#### Given task:
Find the word "Outsourcing" in the listing; pull out each line holding it.

#### Material provided:
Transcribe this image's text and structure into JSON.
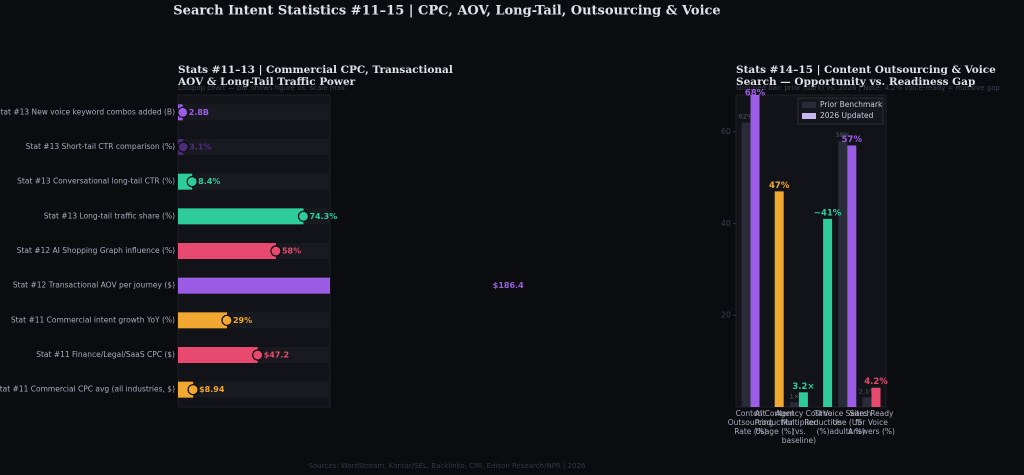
{
  "title": "Search Intent Statistics #11–15  |  CPC, AOV, Long-Tail, Outsourcing & Voice",
  "footer": "Sources: WordStream, Kantar/SEL, Backlinko, CMI, Edison Research/NPR  |  2026",
  "chart_data": [
    {
      "type": "lollipop",
      "title": "Stats #11–13  |  Commercial CPC, Transactional AOV & Long-Tail Traffic Power",
      "subtitle": "Lollipop chart — bar shows figure vs. scale max",
      "categories": [
        "Stat #13  New voice keyword combos added (B)",
        "Stat #13  Short-tail CTR comparison (%)",
        "Stat #13  Conversational long-tail CTR (%)",
        "Stat #13  Long-tail traffic share (%)",
        "Stat #12  AI Shopping Graph influence (%)",
        "Stat #12  Transactional AOV per journey ($)",
        "Stat #11  Commercial intent growth YoY (%)",
        "Stat #11  Finance/Legal/SaaS CPC ($)",
        "Stat #11  Commercial CPC avg (all industries, $)"
      ],
      "values": [
        2.8,
        3.1,
        8.4,
        74.3,
        58,
        186.4,
        29,
        47.2,
        8.94
      ],
      "value_labels": [
        "2.8B",
        "3.1%",
        "8.4%",
        "74.3%",
        "58%",
        "$186.4",
        "29%",
        "$47.2",
        "$8.94"
      ],
      "colors": [
        "#9b5de5",
        "#4b2d7a",
        "#2ecc9a",
        "#2ecc9a",
        "#e8496e",
        "#9b5de5",
        "#f0a830",
        "#e8496e",
        "#f0a830"
      ],
      "xlim": [
        0,
        90
      ]
    },
    {
      "type": "grouped-bar",
      "title": "Stats #14–15  |  Content Outsourcing & Voice Search — Opportunity vs. Readiness Gap",
      "subtitle": "Grouped bar: prior (dark) vs. 2026  |  Note: 4.2% voice-ready = massive gap",
      "categories": [
        "Content Outsourcing Rate (%)",
        "AI Content Production Usage (%)",
        "Agency Cost Multiplier (vs. baseline)",
        "Time Reduction (%)",
        "Voice Search Use (US adults %)",
        "Sites Ready for Voice Answers (%)"
      ],
      "series": [
        {
          "name": "Prior Benchmark",
          "color": "#2a2b38",
          "values": [
            62,
            null,
            1,
            null,
            58,
            2.1
          ],
          "value_labels": [
            "62%",
            null,
            "1×",
            null,
            "58%",
            "2.1%"
          ]
        },
        {
          "name": "2026 Updated",
          "colors": [
            "#9b5de5",
            "#f0a830",
            "#2ecc9a",
            "#2ecc9a",
            "#9b5de5",
            "#e8496e"
          ],
          "values": [
            68,
            47,
            3.2,
            41,
            57,
            4.2
          ],
          "value_labels": [
            "68%",
            "47%",
            "3.2×",
            "~41%",
            "57%",
            "4.2%"
          ]
        }
      ],
      "ylim": [
        0,
        68
      ],
      "yticks": [
        20,
        40,
        60
      ],
      "legend": "upper right"
    }
  ]
}
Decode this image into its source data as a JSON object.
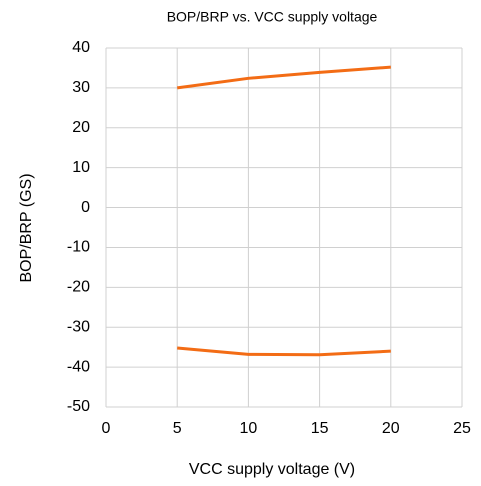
{
  "chart_data": {
    "type": "line",
    "title": "BOP/BRP vs. VCC supply voltage",
    "x_label": "VCC supply voltage (V)",
    "y_label": "BOP/BRP (GS)",
    "x": [
      5,
      10,
      15,
      20
    ],
    "series": [
      {
        "color": "#f36c15",
        "values": [
          30,
          32.4,
          33.9,
          35.2
        ]
      },
      {
        "color": "#f36c15",
        "values": [
          -35.2,
          -36.8,
          -36.9,
          -36.0
        ]
      }
    ],
    "xlim": [
      0,
      25
    ],
    "xticks": [
      0,
      5,
      10,
      15,
      20,
      25
    ],
    "ylim": [
      -50,
      40
    ],
    "yticks": [
      40,
      30,
      20,
      10,
      0,
      -10,
      -20,
      -30,
      -40,
      -50
    ],
    "grid": true
  }
}
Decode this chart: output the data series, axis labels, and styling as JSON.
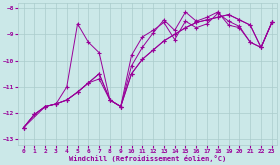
{
  "xlabel": "Windchill (Refroidissement éolien,°C)",
  "bg_color": "#cbe8e8",
  "grid_color": "#aacccc",
  "line_color": "#990099",
  "xlim": [
    -0.5,
    23.5
  ],
  "ylim": [
    -13.2,
    -7.8
  ],
  "yticks": [
    -13,
    -12,
    -11,
    -10,
    -9,
    -8
  ],
  "xticks": [
    0,
    1,
    2,
    3,
    4,
    5,
    6,
    7,
    8,
    9,
    10,
    11,
    12,
    13,
    14,
    15,
    16,
    17,
    18,
    19,
    20,
    21,
    22,
    23
  ],
  "series": [
    {
      "x": [
        0,
        1,
        2,
        3,
        4,
        5,
        6,
        7,
        8,
        9,
        10,
        11,
        12,
        13,
        14,
        15,
        16,
        17,
        18,
        19,
        20,
        21,
        22,
        23
      ],
      "y": [
        -12.55,
        -12.05,
        -11.75,
        -11.65,
        -11.0,
        -8.6,
        -9.3,
        -9.7,
        -11.5,
        -11.75,
        -9.8,
        -9.1,
        -8.85,
        -8.55,
        -9.2,
        -8.5,
        -8.75,
        -8.6,
        -8.2,
        -8.5,
        -8.7,
        -9.3,
        -9.5,
        -8.55
      ]
    },
    {
      "x": [
        0,
        1,
        2,
        3,
        4,
        5,
        6,
        7,
        8,
        9,
        10,
        11,
        12,
        13,
        14,
        15,
        16,
        17,
        18,
        19,
        20,
        21,
        22,
        23
      ],
      "y": [
        -12.55,
        -12.05,
        -11.75,
        -11.65,
        -11.5,
        -11.2,
        -10.85,
        -10.7,
        -11.5,
        -11.75,
        -10.5,
        -9.95,
        -9.6,
        -9.25,
        -9.0,
        -8.75,
        -8.55,
        -8.45,
        -8.35,
        -8.25,
        -8.45,
        -8.65,
        -9.5,
        -8.55
      ]
    },
    {
      "x": [
        0,
        2,
        3,
        4,
        5,
        6,
        7,
        8,
        9,
        10,
        11,
        12,
        13,
        14,
        15,
        16,
        17,
        18,
        19,
        20,
        21,
        22,
        23
      ],
      "y": [
        -12.55,
        -11.75,
        -11.65,
        -11.5,
        -11.2,
        -10.85,
        -10.5,
        -11.5,
        -11.75,
        -10.5,
        -9.95,
        -9.6,
        -9.25,
        -9.0,
        -8.75,
        -8.55,
        -8.45,
        -8.35,
        -8.25,
        -8.45,
        -8.65,
        -9.5,
        -8.55
      ]
    },
    {
      "x": [
        0,
        1,
        2,
        3,
        4,
        5,
        6,
        7,
        8,
        9,
        10,
        11,
        12,
        13,
        14,
        15,
        16,
        17,
        18,
        19,
        20,
        21,
        22,
        23
      ],
      "y": [
        -12.55,
        -12.05,
        -11.75,
        -11.65,
        -11.5,
        -11.2,
        -10.85,
        -10.5,
        -11.5,
        -11.75,
        -10.2,
        -9.5,
        -8.95,
        -8.45,
        -8.85,
        -8.15,
        -8.5,
        -8.35,
        -8.15,
        -8.65,
        -8.75,
        -9.3,
        -9.5,
        -8.55
      ]
    }
  ]
}
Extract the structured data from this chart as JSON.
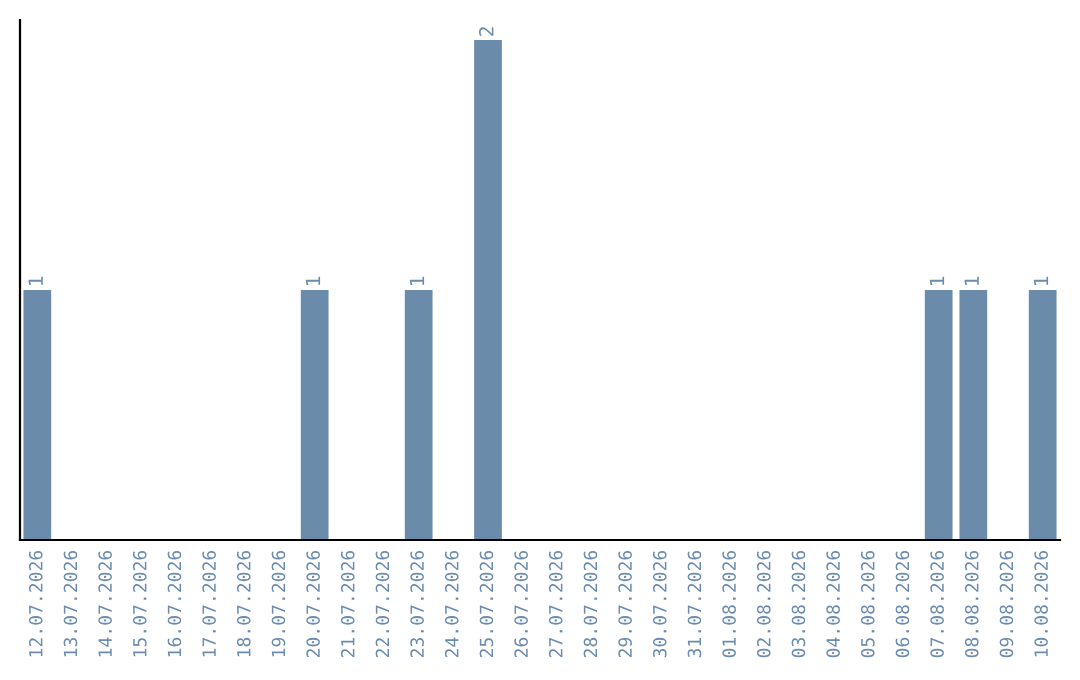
{
  "chart_data": {
    "type": "bar",
    "categories": [
      "12.07.2026",
      "13.07.2026",
      "14.07.2026",
      "15.07.2026",
      "16.07.2026",
      "17.07.2026",
      "18.07.2026",
      "19.07.2026",
      "20.07.2026",
      "21.07.2026",
      "22.07.2026",
      "23.07.2026",
      "24.07.2026",
      "25.07.2026",
      "26.07.2026",
      "27.07.2026",
      "28.07.2026",
      "29.07.2026",
      "30.07.2026",
      "31.07.2026",
      "01.08.2026",
      "02.08.2026",
      "03.08.2026",
      "04.08.2026",
      "05.08.2026",
      "06.08.2026",
      "07.08.2026",
      "08.08.2026",
      "09.08.2026",
      "10.08.2026"
    ],
    "values": [
      1,
      0,
      0,
      0,
      0,
      0,
      0,
      0,
      1,
      0,
      0,
      1,
      0,
      2,
      0,
      0,
      0,
      0,
      0,
      0,
      0,
      0,
      0,
      0,
      0,
      0,
      1,
      1,
      0,
      1
    ],
    "value_labels": [
      "1",
      null,
      null,
      null,
      null,
      null,
      null,
      null,
      "1",
      null,
      null,
      "1",
      null,
      "2",
      null,
      null,
      null,
      null,
      null,
      null,
      null,
      null,
      null,
      null,
      null,
      null,
      "1",
      "1",
      null,
      "1"
    ],
    "color": "#6a8caa",
    "ylim": [
      0,
      2.08
    ],
    "tick_labels": "x",
    "grid": false,
    "legend": false
  }
}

#### Full answer:
  "title": "Search Intent Statistics #11–15  |  CPC, AOV, Long-Tail, Outsourcing & Voice",
      "title": "Stats #14–15  |  Content Outsourcing & Voice Search — Opportunity vs. Readiness Gap",
        "Content Outsourcing Rate (%)",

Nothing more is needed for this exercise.